What is expected:
Without including the pictures, copy out every line below.

Source data:
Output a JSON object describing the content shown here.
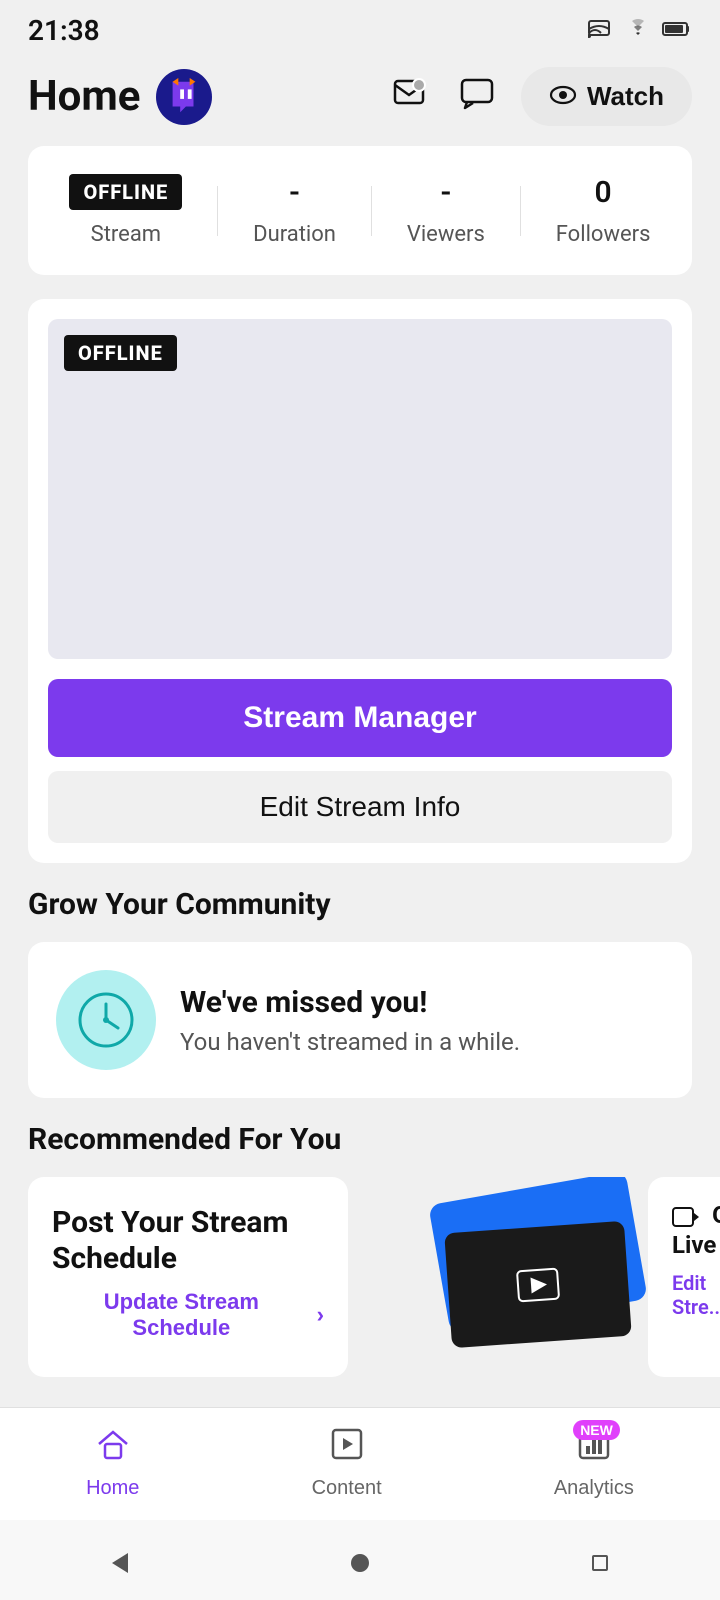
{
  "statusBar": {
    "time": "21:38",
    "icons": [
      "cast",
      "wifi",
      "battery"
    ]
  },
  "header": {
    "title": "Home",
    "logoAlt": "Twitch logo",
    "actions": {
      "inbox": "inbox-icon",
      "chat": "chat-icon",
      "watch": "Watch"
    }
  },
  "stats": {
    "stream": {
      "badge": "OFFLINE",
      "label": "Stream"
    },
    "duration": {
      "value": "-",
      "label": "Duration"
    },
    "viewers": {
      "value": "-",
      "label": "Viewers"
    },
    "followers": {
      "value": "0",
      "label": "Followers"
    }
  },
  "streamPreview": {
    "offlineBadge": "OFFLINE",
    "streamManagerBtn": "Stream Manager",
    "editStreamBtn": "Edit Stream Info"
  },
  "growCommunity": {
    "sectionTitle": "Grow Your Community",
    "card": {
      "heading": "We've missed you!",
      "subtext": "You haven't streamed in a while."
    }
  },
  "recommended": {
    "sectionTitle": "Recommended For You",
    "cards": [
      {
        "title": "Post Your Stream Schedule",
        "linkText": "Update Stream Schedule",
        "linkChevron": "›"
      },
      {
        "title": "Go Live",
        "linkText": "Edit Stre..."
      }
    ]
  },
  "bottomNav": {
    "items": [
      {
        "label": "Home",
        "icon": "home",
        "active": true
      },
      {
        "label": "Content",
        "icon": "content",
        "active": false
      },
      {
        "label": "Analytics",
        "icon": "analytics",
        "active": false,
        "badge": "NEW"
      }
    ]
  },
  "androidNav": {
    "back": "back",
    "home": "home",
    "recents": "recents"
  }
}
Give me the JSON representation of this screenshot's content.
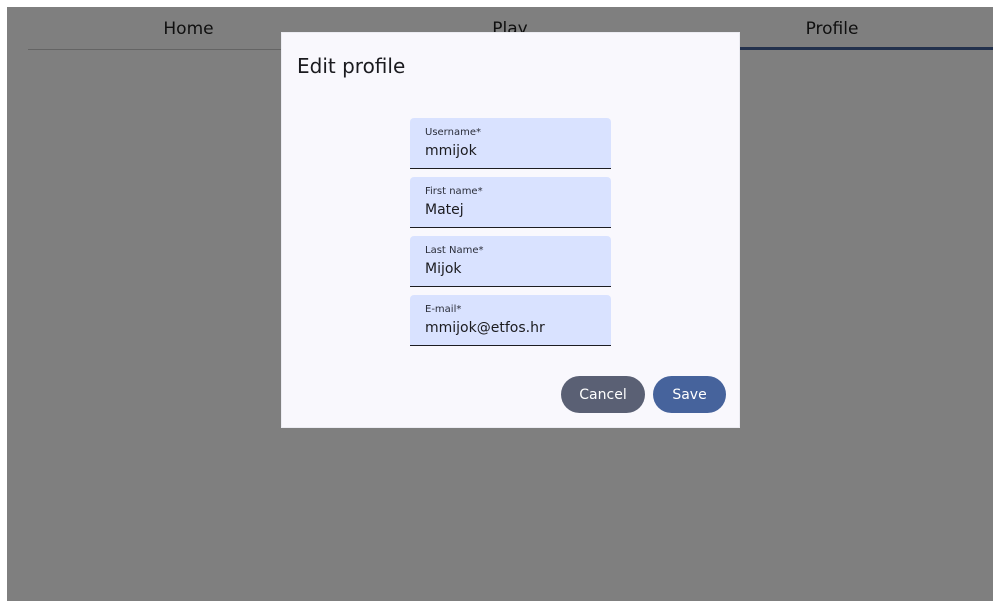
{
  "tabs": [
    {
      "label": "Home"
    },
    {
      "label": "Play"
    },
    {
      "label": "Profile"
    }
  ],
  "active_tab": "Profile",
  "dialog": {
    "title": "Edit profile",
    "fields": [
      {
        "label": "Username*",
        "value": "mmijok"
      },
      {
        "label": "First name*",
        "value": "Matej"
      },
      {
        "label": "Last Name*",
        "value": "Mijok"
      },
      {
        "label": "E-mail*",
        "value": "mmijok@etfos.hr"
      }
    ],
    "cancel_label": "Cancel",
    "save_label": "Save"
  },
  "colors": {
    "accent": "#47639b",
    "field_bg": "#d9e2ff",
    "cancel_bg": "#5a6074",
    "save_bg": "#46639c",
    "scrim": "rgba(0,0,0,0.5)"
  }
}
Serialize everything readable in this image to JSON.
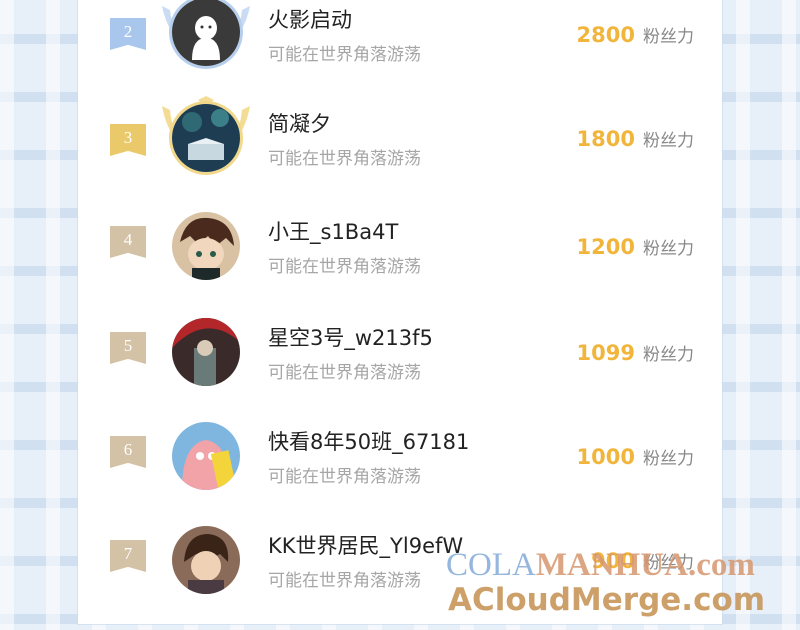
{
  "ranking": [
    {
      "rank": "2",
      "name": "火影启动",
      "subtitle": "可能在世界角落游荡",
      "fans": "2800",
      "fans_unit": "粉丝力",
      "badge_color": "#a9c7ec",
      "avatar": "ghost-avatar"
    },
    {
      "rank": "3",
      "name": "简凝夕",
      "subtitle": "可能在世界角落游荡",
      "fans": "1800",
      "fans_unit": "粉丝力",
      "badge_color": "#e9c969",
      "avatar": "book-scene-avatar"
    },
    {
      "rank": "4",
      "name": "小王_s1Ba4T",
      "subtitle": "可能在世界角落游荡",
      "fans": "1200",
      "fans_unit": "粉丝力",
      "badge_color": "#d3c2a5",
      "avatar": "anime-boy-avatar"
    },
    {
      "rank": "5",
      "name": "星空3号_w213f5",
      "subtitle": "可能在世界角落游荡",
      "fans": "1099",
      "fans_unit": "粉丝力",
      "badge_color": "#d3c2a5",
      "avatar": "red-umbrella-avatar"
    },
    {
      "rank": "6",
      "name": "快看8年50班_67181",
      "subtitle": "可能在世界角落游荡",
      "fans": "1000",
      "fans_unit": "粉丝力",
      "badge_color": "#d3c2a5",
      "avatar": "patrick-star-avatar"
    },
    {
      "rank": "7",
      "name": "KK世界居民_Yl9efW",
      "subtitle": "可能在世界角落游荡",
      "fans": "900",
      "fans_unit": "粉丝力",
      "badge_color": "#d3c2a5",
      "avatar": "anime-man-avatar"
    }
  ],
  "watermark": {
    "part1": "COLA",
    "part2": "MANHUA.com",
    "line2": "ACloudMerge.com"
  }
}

Exercise result:
Output a JSON object describing the content shown here.
{
  "statusBar": {
    "time": "21:38",
    "icons": [
      "cast",
      "wifi",
      "battery"
    ]
  },
  "header": {
    "title": "Home",
    "logoAlt": "Twitch logo",
    "actions": {
      "inbox": "inbox-icon",
      "chat": "chat-icon",
      "watch": "Watch"
    }
  },
  "stats": {
    "stream": {
      "badge": "OFFLINE",
      "label": "Stream"
    },
    "duration": {
      "value": "-",
      "label": "Duration"
    },
    "viewers": {
      "value": "-",
      "label": "Viewers"
    },
    "followers": {
      "value": "0",
      "label": "Followers"
    }
  },
  "streamPreview": {
    "offlineBadge": "OFFLINE",
    "streamManagerBtn": "Stream Manager",
    "editStreamBtn": "Edit Stream Info"
  },
  "growCommunity": {
    "sectionTitle": "Grow Your Community",
    "card": {
      "heading": "We've missed you!",
      "subtext": "You haven't streamed in a while."
    }
  },
  "recommended": {
    "sectionTitle": "Recommended For You",
    "cards": [
      {
        "title": "Post Your Stream Schedule",
        "linkText": "Update Stream Schedule",
        "linkChevron": "›"
      },
      {
        "title": "Go Live",
        "linkText": "Edit Stre..."
      }
    ]
  },
  "bottomNav": {
    "items": [
      {
        "label": "Home",
        "icon": "home",
        "active": true
      },
      {
        "label": "Content",
        "icon": "content",
        "active": false
      },
      {
        "label": "Analytics",
        "icon": "analytics",
        "active": false,
        "badge": "NEW"
      }
    ]
  },
  "androidNav": {
    "back": "back",
    "home": "home",
    "recents": "recents"
  }
}
Give me the JSON representation of this screenshot's content.
{
  "tabs": [
    {
      "label": "Home"
    },
    {
      "label": "Play"
    },
    {
      "label": "Profile"
    }
  ],
  "active_tab": "Profile",
  "dialog": {
    "title": "Edit profile",
    "fields": [
      {
        "label": "Username*",
        "value": "mmijok"
      },
      {
        "label": "First name*",
        "value": "Matej"
      },
      {
        "label": "Last Name*",
        "value": "Mijok"
      },
      {
        "label": "E-mail*",
        "value": "mmijok@etfos.hr"
      }
    ],
    "cancel_label": "Cancel",
    "save_label": "Save"
  },
  "colors": {
    "accent": "#47639b",
    "field_bg": "#d9e2ff",
    "cancel_bg": "#5a6074",
    "save_bg": "#46639c",
    "scrim": "rgba(0,0,0,0.5)"
  }
}
Serialize everything readable in this image to JSON.
{
  "ranking": [
    {
      "rank": "2",
      "name": "火影启动",
      "subtitle": "可能在世界角落游荡",
      "fans": "2800",
      "fans_unit": "粉丝力",
      "badge_color": "#a9c7ec",
      "avatar": "ghost-avatar"
    },
    {
      "rank": "3",
      "name": "简凝夕",
      "subtitle": "可能在世界角落游荡",
      "fans": "1800",
      "fans_unit": "粉丝力",
      "badge_color": "#e9c969",
      "avatar": "book-scene-avatar"
    },
    {
      "rank": "4",
      "name": "小王_s1Ba4T",
      "subtitle": "可能在世界角落游荡",
      "fans": "1200",
      "fans_unit": "粉丝力",
      "badge_color": "#d3c2a5",
      "avatar": "anime-boy-avatar"
    },
    {
      "rank": "5",
      "name": "星空3号_w213f5",
      "subtitle": "可能在世界角落游荡",
      "fans": "1099",
      "fans_unit": "粉丝力",
      "badge_color": "#d3c2a5",
      "avatar": "red-umbrella-avatar"
    },
    {
      "rank": "6",
      "name": "快看8年50班_67181",
      "subtitle": "可能在世界角落游荡",
      "fans": "1000",
      "fans_unit": "粉丝力",
      "badge_color": "#d3c2a5",
      "avatar": "patrick-star-avatar"
    },
    {
      "rank": "7",
      "name": "KK世界居民_Yl9efW",
      "subtitle": "可能在世界角落游荡",
      "fans": "900",
      "fans_unit": "粉丝力",
      "badge_color": "#d3c2a5",
      "avatar": "anime-man-avatar"
    }
  ],
  "watermark": {
    "part1": "COLA",
    "part2": "MANHUA.com",
    "line2": "ACloudMerge.com"
  }
}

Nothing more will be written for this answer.